--- Start of Supplied data ---

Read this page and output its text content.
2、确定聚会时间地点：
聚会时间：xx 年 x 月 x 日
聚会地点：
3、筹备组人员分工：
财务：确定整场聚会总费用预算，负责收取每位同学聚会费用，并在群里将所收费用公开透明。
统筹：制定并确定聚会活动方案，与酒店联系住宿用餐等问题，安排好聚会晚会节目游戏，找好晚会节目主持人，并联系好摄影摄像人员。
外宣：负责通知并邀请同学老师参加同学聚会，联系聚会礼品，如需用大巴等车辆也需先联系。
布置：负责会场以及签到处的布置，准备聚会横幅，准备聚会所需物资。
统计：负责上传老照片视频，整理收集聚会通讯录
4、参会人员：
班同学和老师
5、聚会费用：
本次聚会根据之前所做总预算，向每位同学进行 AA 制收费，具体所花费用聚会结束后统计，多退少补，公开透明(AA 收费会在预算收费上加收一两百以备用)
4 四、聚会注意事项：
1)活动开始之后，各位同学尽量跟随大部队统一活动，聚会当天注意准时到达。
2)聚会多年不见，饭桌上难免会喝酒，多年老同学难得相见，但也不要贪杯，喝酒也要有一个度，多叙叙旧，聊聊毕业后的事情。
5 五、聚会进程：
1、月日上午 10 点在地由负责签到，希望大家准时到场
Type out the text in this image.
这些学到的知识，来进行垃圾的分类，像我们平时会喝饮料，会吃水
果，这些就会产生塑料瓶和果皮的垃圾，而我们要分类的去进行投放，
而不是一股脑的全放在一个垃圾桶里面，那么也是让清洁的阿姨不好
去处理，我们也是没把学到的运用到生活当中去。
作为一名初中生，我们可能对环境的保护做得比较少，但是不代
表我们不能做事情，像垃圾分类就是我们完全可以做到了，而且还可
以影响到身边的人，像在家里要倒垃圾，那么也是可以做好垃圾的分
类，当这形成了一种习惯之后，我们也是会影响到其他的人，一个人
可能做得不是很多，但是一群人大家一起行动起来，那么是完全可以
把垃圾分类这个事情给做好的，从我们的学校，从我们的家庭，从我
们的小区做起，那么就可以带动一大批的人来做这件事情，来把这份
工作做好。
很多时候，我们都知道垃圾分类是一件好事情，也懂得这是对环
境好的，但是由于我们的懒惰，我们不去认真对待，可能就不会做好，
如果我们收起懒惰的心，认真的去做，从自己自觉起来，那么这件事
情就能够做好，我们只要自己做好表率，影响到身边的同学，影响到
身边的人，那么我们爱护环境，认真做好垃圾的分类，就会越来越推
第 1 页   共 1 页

--- End of Supplied data ---

Exercise prompt:
How many lines in the records above contain the word "this"? Reply with the number and nothing more.

Full answer:
2